#### Data records:

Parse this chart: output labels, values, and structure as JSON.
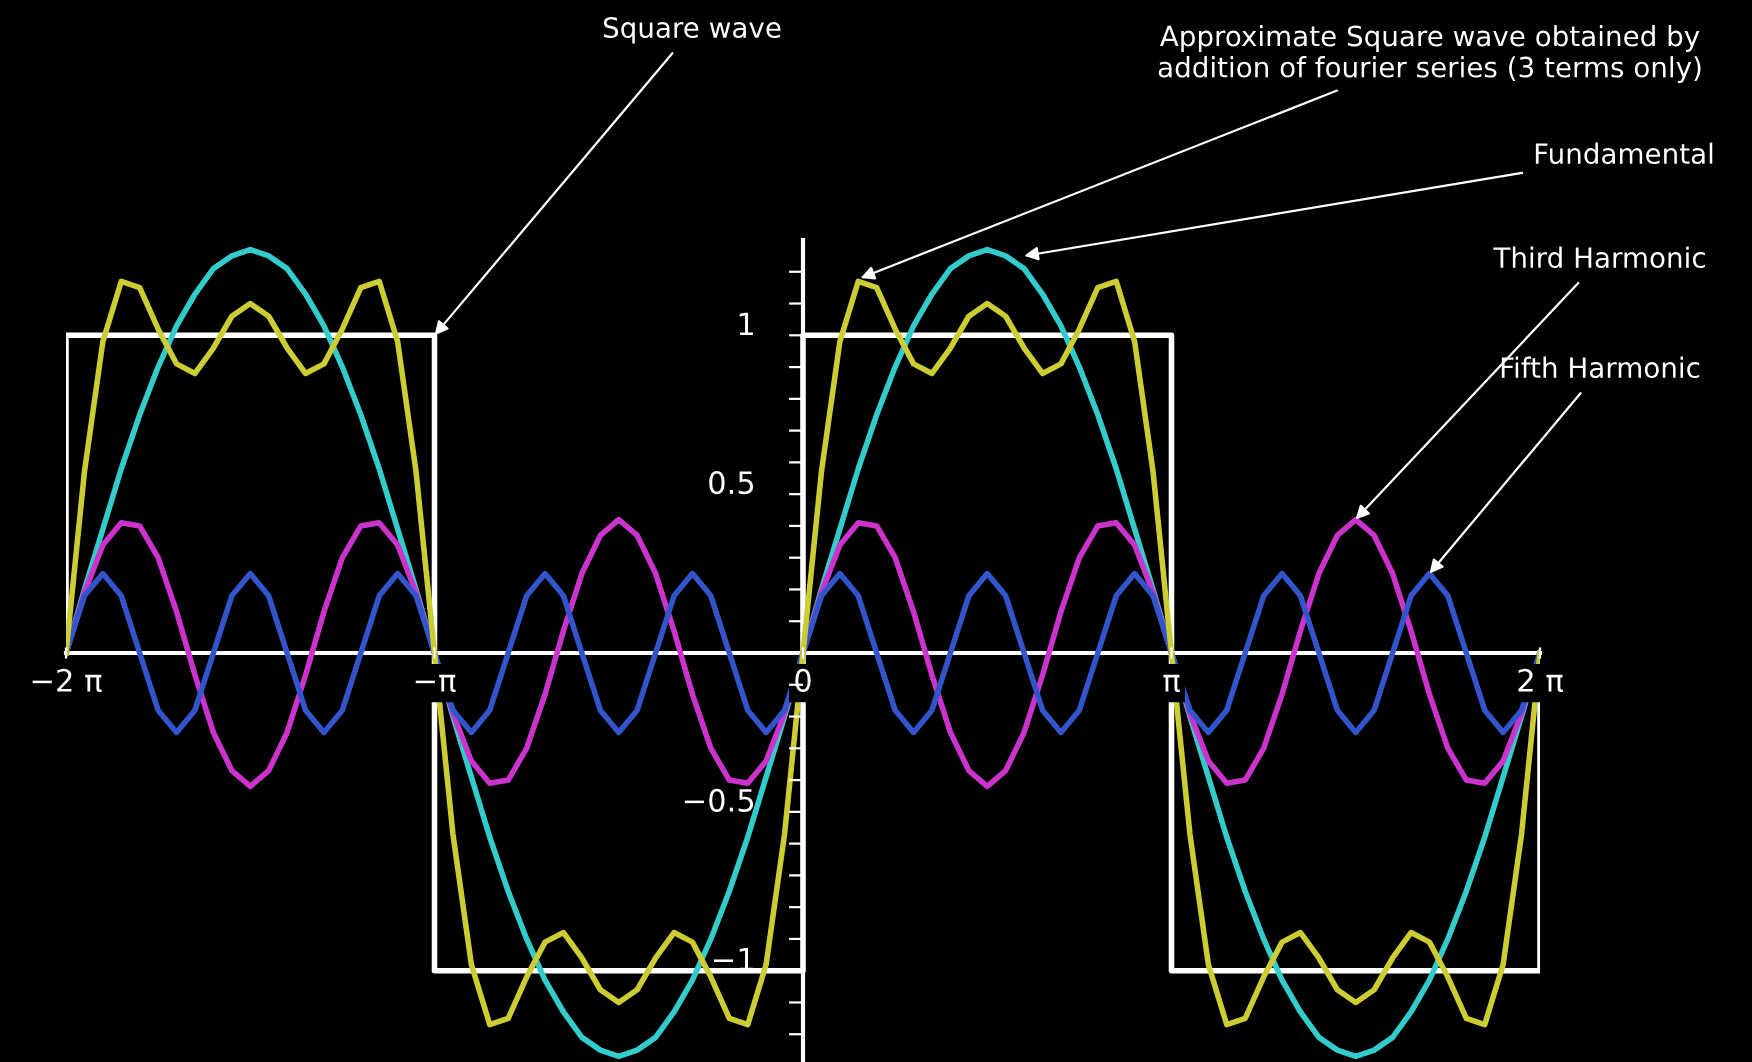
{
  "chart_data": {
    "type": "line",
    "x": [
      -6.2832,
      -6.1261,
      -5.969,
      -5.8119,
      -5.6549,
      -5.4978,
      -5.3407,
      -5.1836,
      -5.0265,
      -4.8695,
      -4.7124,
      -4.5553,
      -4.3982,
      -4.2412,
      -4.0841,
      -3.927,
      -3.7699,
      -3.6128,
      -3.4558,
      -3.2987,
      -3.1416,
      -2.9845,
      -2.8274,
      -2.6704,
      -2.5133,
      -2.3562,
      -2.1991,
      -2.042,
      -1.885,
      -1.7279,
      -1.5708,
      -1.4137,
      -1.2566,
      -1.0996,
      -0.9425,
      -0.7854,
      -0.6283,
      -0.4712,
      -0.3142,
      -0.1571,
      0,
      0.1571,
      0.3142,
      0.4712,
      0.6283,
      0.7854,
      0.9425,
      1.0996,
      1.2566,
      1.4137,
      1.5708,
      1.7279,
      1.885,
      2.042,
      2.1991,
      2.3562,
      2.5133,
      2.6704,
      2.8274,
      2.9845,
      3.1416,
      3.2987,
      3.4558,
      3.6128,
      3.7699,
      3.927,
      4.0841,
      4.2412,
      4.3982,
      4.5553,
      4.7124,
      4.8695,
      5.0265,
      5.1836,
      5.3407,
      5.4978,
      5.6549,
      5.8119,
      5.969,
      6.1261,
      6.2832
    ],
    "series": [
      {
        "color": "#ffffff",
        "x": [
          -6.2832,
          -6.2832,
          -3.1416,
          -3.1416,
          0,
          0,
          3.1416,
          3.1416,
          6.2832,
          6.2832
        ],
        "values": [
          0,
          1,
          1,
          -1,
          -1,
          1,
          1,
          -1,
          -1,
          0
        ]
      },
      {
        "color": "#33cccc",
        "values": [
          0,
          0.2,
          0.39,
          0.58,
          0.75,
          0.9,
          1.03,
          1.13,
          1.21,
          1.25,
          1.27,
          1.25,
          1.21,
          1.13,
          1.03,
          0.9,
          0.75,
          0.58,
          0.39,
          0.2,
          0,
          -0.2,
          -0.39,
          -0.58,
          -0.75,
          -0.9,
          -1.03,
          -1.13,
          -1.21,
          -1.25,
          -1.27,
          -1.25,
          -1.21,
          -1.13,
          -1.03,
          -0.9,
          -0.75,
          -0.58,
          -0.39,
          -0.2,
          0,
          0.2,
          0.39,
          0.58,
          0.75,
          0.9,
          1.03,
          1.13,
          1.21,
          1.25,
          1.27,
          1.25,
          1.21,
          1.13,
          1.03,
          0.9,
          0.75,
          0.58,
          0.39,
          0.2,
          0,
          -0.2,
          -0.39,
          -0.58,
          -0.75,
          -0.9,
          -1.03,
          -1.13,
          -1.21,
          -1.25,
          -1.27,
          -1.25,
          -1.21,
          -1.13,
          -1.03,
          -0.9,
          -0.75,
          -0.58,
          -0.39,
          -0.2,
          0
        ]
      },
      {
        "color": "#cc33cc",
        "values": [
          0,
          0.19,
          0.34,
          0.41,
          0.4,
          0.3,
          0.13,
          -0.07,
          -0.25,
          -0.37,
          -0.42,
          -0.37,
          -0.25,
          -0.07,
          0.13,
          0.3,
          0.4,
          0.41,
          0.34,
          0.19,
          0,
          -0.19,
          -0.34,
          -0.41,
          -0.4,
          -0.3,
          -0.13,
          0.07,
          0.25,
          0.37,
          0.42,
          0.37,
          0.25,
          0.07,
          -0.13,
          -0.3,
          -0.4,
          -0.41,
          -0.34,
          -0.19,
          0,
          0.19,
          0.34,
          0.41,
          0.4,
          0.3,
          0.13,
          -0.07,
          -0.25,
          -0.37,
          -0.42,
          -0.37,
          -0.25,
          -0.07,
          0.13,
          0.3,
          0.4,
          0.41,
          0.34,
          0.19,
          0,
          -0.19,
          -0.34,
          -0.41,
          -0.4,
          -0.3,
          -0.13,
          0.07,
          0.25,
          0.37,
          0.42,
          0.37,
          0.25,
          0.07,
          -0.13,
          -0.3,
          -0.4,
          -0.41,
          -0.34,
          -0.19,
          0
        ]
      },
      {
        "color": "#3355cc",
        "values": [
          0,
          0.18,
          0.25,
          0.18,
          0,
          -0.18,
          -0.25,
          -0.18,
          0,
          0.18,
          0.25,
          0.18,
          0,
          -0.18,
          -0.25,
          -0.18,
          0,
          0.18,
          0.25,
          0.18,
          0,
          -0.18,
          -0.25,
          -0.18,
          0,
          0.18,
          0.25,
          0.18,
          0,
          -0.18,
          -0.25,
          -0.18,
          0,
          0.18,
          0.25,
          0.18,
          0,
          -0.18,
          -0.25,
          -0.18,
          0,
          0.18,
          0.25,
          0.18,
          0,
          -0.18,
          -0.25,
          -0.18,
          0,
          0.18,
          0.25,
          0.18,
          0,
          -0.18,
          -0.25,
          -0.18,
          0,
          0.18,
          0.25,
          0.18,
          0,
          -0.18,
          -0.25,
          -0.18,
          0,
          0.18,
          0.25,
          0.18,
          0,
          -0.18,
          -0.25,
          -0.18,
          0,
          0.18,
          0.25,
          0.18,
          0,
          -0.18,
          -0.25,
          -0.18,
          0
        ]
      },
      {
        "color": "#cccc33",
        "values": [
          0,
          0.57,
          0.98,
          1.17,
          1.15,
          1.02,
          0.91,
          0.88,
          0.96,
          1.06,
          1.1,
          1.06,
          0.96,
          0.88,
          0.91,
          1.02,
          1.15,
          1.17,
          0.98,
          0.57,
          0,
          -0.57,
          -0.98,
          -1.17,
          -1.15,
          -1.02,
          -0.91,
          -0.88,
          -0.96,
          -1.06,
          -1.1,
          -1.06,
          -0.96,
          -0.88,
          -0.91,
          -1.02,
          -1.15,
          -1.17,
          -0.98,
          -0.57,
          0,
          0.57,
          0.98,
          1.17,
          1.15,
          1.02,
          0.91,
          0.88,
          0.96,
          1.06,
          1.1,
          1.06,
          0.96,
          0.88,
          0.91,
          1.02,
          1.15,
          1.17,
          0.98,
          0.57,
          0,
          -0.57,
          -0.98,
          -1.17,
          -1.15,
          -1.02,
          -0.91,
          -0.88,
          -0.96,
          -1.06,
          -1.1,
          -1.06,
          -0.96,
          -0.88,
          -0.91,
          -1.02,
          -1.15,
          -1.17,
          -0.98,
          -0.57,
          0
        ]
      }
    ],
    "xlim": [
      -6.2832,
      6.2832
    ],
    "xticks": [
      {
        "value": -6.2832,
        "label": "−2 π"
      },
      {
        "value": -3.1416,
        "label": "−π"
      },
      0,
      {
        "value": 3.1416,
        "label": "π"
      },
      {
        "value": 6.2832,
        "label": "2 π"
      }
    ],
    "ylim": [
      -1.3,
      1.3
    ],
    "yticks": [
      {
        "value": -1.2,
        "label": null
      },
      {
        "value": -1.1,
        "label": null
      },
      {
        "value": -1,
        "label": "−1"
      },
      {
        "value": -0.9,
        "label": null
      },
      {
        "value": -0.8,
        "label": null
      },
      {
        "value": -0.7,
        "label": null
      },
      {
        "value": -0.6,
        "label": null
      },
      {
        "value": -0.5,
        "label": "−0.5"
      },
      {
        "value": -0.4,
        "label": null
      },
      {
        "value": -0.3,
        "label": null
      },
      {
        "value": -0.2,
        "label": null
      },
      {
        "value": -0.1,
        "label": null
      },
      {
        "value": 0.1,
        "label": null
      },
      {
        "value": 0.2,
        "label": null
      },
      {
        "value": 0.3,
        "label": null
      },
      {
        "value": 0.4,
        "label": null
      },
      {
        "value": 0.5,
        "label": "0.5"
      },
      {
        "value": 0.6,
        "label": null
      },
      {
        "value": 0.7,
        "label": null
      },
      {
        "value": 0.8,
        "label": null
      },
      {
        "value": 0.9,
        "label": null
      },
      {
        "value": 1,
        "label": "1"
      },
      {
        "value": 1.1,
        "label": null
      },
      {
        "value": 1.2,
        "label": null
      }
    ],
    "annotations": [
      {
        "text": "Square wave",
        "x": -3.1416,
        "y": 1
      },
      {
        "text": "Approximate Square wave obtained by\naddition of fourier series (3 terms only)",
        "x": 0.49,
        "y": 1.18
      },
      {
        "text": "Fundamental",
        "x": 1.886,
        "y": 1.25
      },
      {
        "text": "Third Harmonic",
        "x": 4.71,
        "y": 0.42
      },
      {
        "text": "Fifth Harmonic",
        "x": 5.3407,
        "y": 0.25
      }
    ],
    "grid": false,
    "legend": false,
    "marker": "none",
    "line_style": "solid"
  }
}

--

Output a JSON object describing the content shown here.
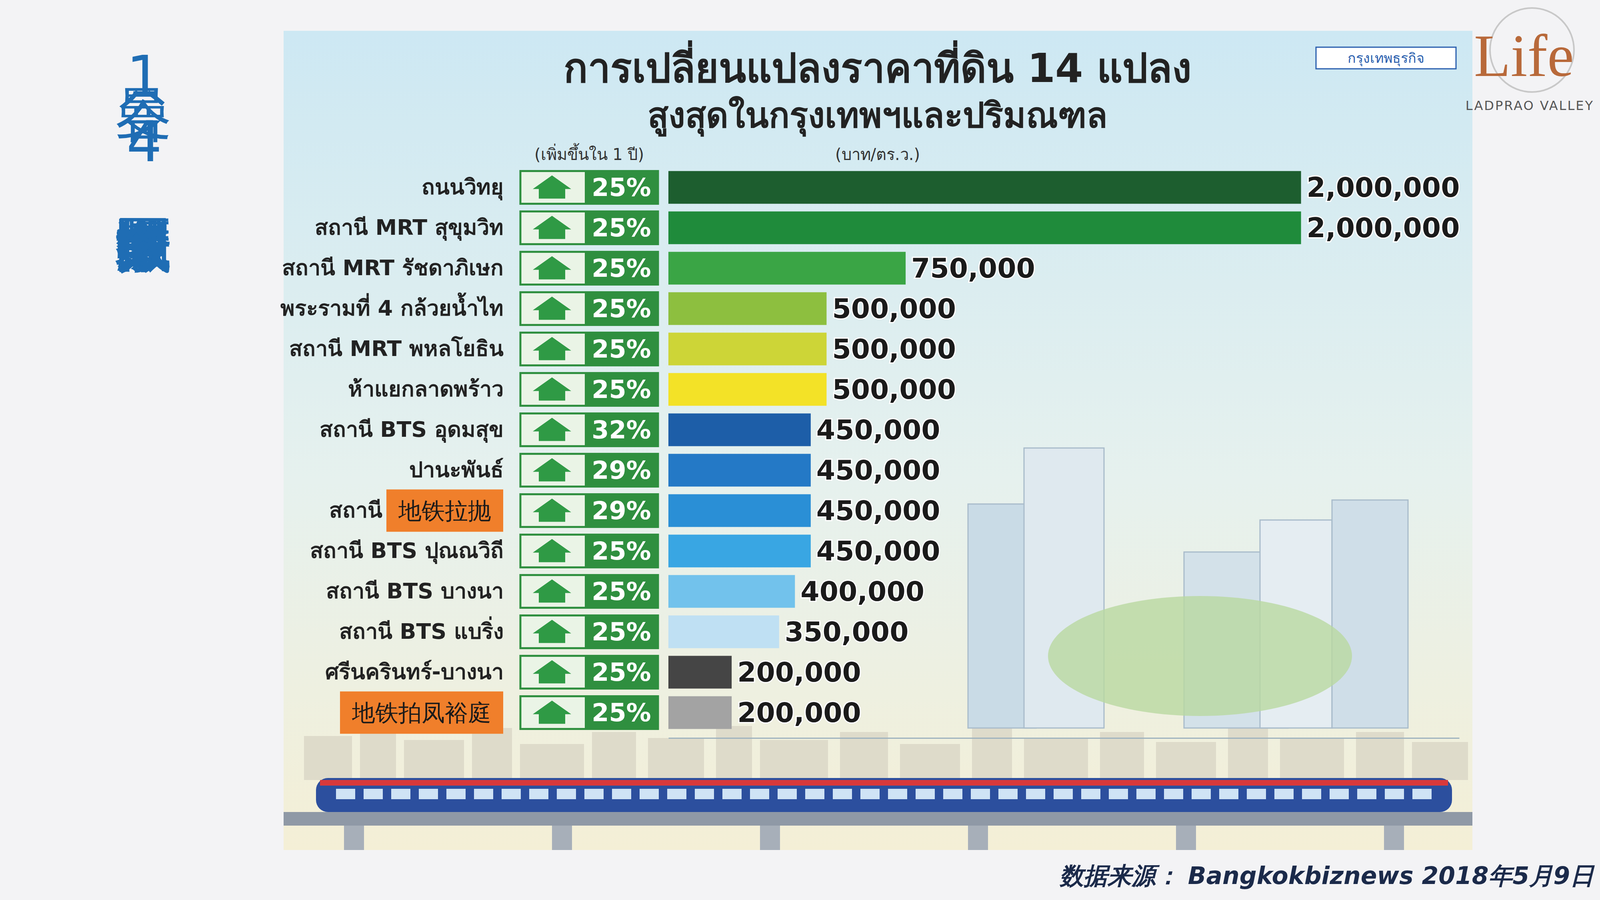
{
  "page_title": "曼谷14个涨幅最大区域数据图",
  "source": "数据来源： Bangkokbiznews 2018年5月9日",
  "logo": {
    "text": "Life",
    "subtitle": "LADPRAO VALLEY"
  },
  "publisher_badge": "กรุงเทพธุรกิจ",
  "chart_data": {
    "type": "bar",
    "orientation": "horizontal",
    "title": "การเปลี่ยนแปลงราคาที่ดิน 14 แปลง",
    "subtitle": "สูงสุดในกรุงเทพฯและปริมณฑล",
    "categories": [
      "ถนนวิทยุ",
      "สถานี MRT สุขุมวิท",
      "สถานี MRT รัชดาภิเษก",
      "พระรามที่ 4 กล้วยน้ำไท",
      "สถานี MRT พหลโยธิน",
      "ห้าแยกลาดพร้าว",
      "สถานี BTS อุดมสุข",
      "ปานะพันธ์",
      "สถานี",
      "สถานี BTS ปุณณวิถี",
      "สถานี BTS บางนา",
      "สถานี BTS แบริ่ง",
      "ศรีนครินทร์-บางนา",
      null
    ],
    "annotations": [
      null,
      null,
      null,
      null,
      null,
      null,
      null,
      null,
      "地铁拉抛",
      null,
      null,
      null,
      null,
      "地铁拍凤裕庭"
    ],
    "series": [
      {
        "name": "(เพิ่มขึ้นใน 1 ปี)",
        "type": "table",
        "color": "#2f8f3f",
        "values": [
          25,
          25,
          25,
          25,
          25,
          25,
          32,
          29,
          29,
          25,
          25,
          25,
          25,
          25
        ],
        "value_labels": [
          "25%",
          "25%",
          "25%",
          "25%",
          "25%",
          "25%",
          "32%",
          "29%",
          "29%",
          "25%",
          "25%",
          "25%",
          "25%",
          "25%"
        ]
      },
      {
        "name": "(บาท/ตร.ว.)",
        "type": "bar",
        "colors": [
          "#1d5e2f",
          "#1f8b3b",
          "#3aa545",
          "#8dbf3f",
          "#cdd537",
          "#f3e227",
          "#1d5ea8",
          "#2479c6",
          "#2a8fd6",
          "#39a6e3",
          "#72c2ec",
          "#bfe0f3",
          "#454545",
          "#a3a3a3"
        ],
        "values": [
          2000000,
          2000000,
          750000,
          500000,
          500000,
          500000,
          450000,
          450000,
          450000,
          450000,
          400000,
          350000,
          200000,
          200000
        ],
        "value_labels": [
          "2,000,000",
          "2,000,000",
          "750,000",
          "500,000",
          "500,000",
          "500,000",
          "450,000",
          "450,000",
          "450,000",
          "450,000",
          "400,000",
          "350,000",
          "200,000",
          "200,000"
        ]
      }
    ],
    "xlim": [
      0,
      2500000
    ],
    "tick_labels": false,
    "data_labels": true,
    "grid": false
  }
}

#### Directions for this task:
Gather all lines of the records that include the word "type".

#### Output for this task:
    "type": "line",
    "type": "bar",
        "type": "table",
        "type": "bar",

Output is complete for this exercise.